>> Start Provided material
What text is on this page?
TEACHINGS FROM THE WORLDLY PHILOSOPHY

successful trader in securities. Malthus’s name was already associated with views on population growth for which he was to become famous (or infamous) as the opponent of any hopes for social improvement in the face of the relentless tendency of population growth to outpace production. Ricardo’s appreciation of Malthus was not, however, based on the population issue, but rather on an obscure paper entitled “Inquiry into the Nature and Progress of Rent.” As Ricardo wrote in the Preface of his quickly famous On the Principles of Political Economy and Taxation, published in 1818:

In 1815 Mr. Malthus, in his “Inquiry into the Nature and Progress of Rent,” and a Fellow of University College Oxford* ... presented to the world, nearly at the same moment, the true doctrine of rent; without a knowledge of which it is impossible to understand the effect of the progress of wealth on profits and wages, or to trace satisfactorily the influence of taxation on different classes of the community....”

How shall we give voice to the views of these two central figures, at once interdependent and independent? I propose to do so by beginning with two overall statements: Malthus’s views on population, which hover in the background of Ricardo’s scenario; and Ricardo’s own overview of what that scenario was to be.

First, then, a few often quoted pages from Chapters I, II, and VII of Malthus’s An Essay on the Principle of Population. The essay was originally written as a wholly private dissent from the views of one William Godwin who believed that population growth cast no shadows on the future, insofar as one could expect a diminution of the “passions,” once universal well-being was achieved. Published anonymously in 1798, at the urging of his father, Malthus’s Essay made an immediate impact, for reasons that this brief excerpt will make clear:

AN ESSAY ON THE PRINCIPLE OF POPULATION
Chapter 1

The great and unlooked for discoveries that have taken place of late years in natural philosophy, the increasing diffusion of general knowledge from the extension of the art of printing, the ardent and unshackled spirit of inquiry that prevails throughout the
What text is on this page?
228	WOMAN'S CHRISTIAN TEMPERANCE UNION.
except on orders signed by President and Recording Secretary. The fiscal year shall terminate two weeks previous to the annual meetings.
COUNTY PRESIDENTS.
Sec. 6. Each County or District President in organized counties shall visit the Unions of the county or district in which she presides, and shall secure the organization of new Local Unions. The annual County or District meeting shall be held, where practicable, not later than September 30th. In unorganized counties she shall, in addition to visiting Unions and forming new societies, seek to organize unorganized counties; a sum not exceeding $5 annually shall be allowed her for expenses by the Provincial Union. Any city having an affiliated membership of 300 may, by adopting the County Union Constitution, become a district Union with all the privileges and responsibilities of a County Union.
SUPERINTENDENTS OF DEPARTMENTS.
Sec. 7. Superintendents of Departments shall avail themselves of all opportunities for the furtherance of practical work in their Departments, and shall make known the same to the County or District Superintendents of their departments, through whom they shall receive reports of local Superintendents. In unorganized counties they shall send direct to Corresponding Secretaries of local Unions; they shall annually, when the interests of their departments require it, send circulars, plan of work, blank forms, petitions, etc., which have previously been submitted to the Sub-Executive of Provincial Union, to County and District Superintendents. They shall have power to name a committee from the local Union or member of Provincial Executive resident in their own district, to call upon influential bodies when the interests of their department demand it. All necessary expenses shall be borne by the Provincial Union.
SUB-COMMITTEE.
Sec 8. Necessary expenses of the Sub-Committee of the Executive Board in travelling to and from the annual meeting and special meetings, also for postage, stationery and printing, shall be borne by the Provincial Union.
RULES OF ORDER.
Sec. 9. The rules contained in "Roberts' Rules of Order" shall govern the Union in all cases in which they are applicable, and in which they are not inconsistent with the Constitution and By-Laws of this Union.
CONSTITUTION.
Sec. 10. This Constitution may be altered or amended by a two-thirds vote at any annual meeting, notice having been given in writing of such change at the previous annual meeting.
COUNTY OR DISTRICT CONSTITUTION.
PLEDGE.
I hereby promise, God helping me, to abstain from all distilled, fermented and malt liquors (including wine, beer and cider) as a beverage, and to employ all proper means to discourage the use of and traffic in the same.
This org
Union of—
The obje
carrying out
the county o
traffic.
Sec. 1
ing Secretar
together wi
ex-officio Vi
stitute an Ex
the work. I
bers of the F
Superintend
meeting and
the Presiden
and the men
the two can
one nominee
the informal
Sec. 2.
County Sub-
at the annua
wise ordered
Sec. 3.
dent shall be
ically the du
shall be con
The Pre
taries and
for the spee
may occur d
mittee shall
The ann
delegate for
>> End Provided material
*Problem to solve*.
Repeat every record, exactly as written.

*Expected answer*.
What text is on this page?
TEACHINGS FROM THE WORLDLY PHILOSOPHY

successful trader in securities. Malthus’s name was already associated with views on population growth for which he was to become famous (or infamous) as the opponent of any hopes for social improvement in the face of the relentless tendency of population growth to outpace production. Ricardo’s appreciation of Malthus was not, however, based on the population issue, but rather on an obscure paper entitled “Inquiry into the Nature and Progress of Rent.” As Ricardo wrote in the Preface of his quickly famous On the Principles of Political Economy and Taxation, published in 1818:

In 1815 Mr. Malthus, in his “Inquiry into the Nature and Progress of Rent,” and a Fellow of University College Oxford* ... presented to the world, nearly at the same moment, the true doctrine of rent; without a knowledge of which it is impossible to understand the effect of the progress of wealth on profits and wages, or to trace satisfactorily the influence of taxation on different classes of the community....”

How shall we give voice to the views of these two central figures, at once interdependent and independent? I propose to do so by beginning with two overall statements: Malthus’s views on population, which hover in the background of Ricardo’s scenario; and Ricardo’s own overview of what that scenario was to be.

First, then, a few often quoted pages from Chapters I, II, and VII of Malthus’s An Essay on the Principle of Population. The essay was originally written as a wholly private dissent from the views of one William Godwin who believed that population growth cast no shadows on the future, insofar as one could expect a diminution of the “passions,” once universal well-being was achieved. Published anonymously in 1798, at the urging of his father, Malthus’s Essay made an immediate impact, for reasons that this brief excerpt will make clear:

AN ESSAY ON THE PRINCIPLE OF POPULATION
Chapter 1

The great and unlooked for discoveries that have taken place of late years in natural philosophy, the increasing diffusion of general knowledge from the extension of the art of printing, the ardent and unshackled spirit of inquiry that prevails throughout the
What text is on this page?
228	WOMAN'S CHRISTIAN TEMPERANCE UNION.
except on orders signed by President and Recording Secretary. The fiscal year shall terminate two weeks previous to the annual meetings.
COUNTY PRESIDENTS.
Sec. 6. Each County or District President in organized counties shall visit the Unions of the county or district in which she presides, and shall secure the organization of new Local Unions. The annual County or District meeting shall be held, where practicable, not later than September 30th. In unorganized counties she shall, in addition to visiting Unions and forming new societies, seek to organize unorganized counties; a sum not exceeding $5 annually shall be allowed her for expenses by the Provincial Union. Any city having an affiliated membership of 300 may, by adopting the County Union Constitution, become a district Union with all the privileges and responsibilities of a County Union.
SUPERINTENDENTS OF DEPARTMENTS.
Sec. 7. Superintendents of Departments shall avail themselves of all opportunities for the furtherance of practical work in their Departments, and shall make known the same to the County or District Superintendents of their departments, through whom they shall receive reports of local Superintendents. In unorganized counties they shall send direct to Corresponding Secretaries of local Unions; they shall annually, when the interests of their departments require it, send circulars, plan of work, blank forms, petitions, etc., which have previously been submitted to the Sub-Executive of Provincial Union, to County and District Superintendents. They shall have power to name a committee from the local Union or member of Provincial Executive resident in their own district, to call upon influential bodies when the interests of their department demand it. All necessary expenses shall be borne by the Provincial Union.
SUB-COMMITTEE.
Sec 8. Necessary expenses of the Sub-Committee of the Executive Board in travelling to and from the annual meeting and special meetings, also for postage, stationery and printing, shall be borne by the Provincial Union.
RULES OF ORDER.
Sec. 9. The rules contained in "Roberts' Rules of Order" shall govern the Union in all cases in which they are applicable, and in which they are not inconsistent with the Constitution and By-Laws of this Union.
CONSTITUTION.
Sec. 10. This Constitution may be altered or amended by a two-thirds vote at any annual meeting, notice having been given in writing of such change at the previous annual meeting.
COUNTY OR DISTRICT CONSTITUTION.
PLEDGE.
I hereby promise, God helping me, to abstain from all distilled, fermented and malt liquors (including wine, beer and cider) as a beverage, and to employ all proper means to discourage the use of and traffic in the same.
This org
Union of—
The obje
carrying out
the county o
traffic.
Sec. 1
ing Secretar
together wi
ex-officio Vi
stitute an Ex
the work. I
bers of the F
Superintend
meeting and
the Presiden
and the men
the two can
one nominee
the informal
Sec. 2.
County Sub-
at the annua
wise ordered
Sec. 3.
dent shall be
ically the du
shall be con
The Pre
taries and
for the spee
may occur d
mittee shall
The ann
delegate for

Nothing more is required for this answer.